## Work instructions
Only lines holding the string "style" are wanted; copy each one from the material.

## Begin Available data

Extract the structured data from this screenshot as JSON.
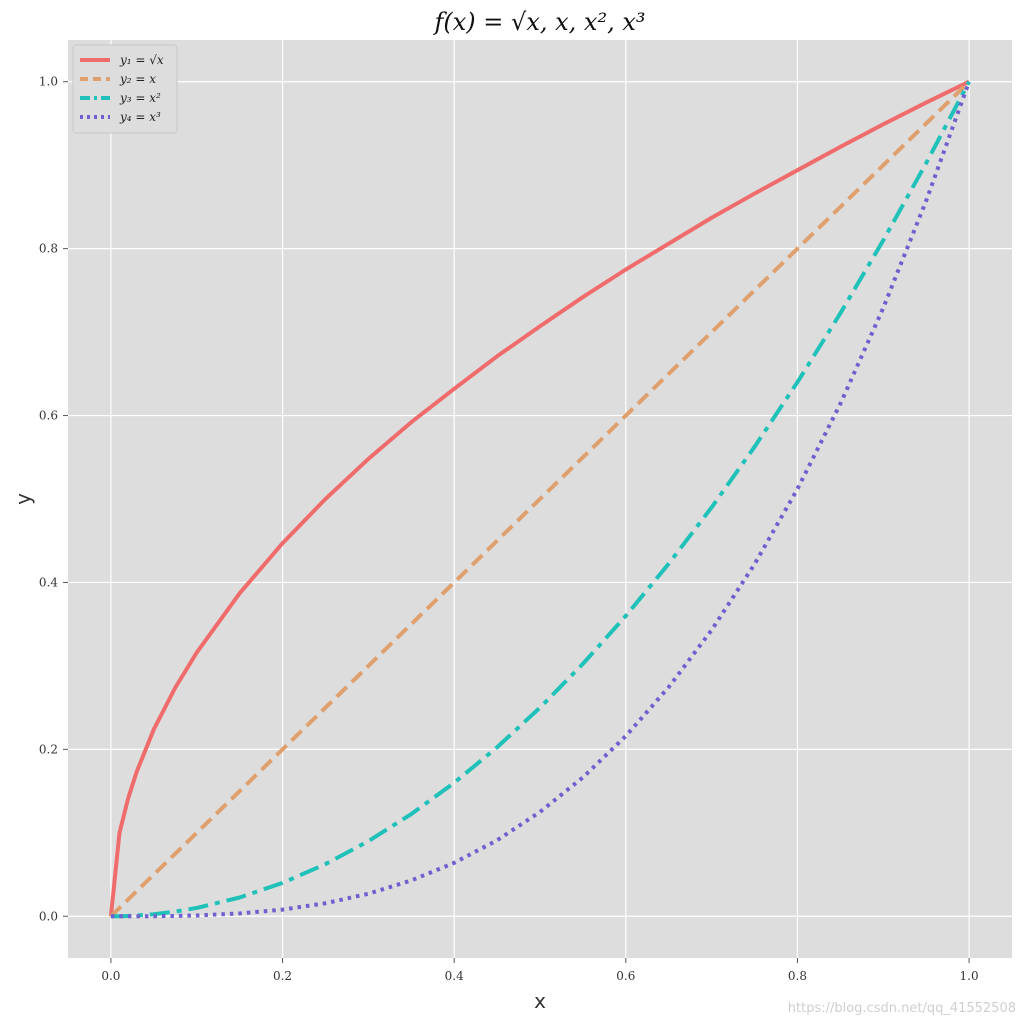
{
  "chart_data": {
    "type": "line",
    "title": "f(x) = √x, x, x², x³",
    "xlabel": "x",
    "ylabel": "y",
    "xlim": [
      -0.05,
      1.05
    ],
    "ylim": [
      -0.05,
      1.05
    ],
    "x_ticks": [
      0.0,
      0.2,
      0.4,
      0.6,
      0.8,
      1.0
    ],
    "x_tick_labels": [
      "0.0",
      "0.2",
      "0.4",
      "0.6",
      "0.8",
      "1.0"
    ],
    "y_ticks": [
      0.0,
      0.2,
      0.4,
      0.6,
      0.8,
      1.0
    ],
    "y_tick_labels": [
      "0.0",
      "0.2",
      "0.4",
      "0.6",
      "0.8",
      "1.0"
    ],
    "grid": true,
    "legend_position": "top-left",
    "x": [
      0.0,
      0.01,
      0.02,
      0.03,
      0.05,
      0.075,
      0.1,
      0.15,
      0.2,
      0.25,
      0.3,
      0.35,
      0.4,
      0.45,
      0.5,
      0.55,
      0.6,
      0.65,
      0.7,
      0.75,
      0.8,
      0.85,
      0.9,
      0.95,
      1.0
    ],
    "series": [
      {
        "name": "y₁ = √x",
        "color": "#f06c6c",
        "style": "solid",
        "values": [
          0.0,
          0.1,
          0.141,
          0.173,
          0.224,
          0.274,
          0.316,
          0.387,
          0.447,
          0.5,
          0.548,
          0.592,
          0.632,
          0.671,
          0.707,
          0.742,
          0.775,
          0.806,
          0.837,
          0.866,
          0.894,
          0.922,
          0.949,
          0.975,
          1.0
        ]
      },
      {
        "name": "y₂ = x",
        "color": "#dfa06e",
        "style": "dashed",
        "values": [
          0.0,
          0.01,
          0.02,
          0.03,
          0.05,
          0.075,
          0.1,
          0.15,
          0.2,
          0.25,
          0.3,
          0.35,
          0.4,
          0.45,
          0.5,
          0.55,
          0.6,
          0.65,
          0.7,
          0.75,
          0.8,
          0.85,
          0.9,
          0.95,
          1.0
        ]
      },
      {
        "name": "y₃ = x²",
        "color": "#1fc1b9",
        "style": "dashdot",
        "values": [
          0.0,
          0.0001,
          0.0004,
          0.0009,
          0.0025,
          0.0056,
          0.01,
          0.0225,
          0.04,
          0.0625,
          0.09,
          0.1225,
          0.16,
          0.2025,
          0.25,
          0.3025,
          0.36,
          0.4225,
          0.49,
          0.5625,
          0.64,
          0.7225,
          0.81,
          0.9025,
          1.0
        ]
      },
      {
        "name": "y₄ = x³",
        "color": "#6f5fcf",
        "style": "dotted",
        "values": [
          0.0,
          0.0,
          0.0,
          0.0,
          0.0001,
          0.0004,
          0.001,
          0.0034,
          0.008,
          0.0156,
          0.027,
          0.0429,
          0.064,
          0.0911,
          0.125,
          0.1664,
          0.216,
          0.2746,
          0.343,
          0.4219,
          0.512,
          0.6141,
          0.729,
          0.8574,
          1.0
        ]
      }
    ]
  },
  "watermark": "https://blog.csdn.net/qq_41552508"
}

## End Available data

## Answer to this task
        "style": "solid",
        "style": "dashed",
        "style": "dashdot",
        "style": "dotted",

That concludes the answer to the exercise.